[Collected data entries]

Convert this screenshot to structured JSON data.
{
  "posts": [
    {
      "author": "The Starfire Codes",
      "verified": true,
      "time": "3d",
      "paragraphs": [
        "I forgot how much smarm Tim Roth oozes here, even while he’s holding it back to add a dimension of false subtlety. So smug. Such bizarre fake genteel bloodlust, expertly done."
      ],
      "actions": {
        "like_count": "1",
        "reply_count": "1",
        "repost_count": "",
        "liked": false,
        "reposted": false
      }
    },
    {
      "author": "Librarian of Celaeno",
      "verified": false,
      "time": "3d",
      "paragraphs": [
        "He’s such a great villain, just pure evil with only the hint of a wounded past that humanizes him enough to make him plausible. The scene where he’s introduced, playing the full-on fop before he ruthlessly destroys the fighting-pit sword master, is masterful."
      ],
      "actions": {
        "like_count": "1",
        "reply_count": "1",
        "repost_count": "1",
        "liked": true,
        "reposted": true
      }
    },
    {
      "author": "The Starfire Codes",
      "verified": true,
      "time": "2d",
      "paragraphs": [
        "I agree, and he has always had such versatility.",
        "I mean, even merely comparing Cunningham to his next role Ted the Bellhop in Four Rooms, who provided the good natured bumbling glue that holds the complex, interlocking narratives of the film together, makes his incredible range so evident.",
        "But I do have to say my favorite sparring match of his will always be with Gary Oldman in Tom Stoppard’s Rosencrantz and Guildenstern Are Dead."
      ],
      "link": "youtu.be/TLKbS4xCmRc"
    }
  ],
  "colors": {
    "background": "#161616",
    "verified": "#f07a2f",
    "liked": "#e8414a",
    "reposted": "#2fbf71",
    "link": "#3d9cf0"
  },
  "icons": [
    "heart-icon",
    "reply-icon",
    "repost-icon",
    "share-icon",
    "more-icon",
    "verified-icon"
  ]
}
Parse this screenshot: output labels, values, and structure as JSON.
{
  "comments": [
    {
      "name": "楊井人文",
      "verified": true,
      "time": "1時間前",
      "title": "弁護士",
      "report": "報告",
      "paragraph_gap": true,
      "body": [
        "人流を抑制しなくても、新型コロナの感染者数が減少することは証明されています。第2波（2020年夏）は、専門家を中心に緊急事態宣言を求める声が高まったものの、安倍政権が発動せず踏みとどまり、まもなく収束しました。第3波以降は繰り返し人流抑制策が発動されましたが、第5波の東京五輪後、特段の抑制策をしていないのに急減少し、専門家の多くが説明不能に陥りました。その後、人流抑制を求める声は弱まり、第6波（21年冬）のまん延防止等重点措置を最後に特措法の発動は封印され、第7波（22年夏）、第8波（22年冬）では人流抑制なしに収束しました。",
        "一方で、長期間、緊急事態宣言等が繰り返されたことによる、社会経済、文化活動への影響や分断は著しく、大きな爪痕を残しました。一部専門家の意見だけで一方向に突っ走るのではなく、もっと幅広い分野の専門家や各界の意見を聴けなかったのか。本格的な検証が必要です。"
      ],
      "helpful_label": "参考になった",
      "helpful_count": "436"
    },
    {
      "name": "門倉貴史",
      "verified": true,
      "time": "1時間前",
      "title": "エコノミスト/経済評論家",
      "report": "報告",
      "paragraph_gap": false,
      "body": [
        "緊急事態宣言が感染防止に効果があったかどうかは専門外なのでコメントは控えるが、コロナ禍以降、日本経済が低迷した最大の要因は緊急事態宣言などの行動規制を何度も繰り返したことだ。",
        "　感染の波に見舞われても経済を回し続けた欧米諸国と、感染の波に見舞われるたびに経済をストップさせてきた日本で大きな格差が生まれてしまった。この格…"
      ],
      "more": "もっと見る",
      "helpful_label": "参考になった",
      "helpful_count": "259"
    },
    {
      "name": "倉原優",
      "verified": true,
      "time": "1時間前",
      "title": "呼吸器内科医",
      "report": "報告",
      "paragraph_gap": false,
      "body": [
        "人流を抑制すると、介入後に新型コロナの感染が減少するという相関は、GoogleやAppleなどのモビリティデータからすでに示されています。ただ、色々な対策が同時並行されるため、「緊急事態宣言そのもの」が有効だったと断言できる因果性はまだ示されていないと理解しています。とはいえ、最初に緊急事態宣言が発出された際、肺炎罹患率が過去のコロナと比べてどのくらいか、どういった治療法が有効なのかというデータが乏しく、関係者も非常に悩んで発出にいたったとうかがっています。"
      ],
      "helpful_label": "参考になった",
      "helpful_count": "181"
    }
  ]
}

### TASK OBJECTIVE
Find every line in the records that has the string "reposted", then state how many there are and nothing else.

### RESPONSE TO THIS TASK
3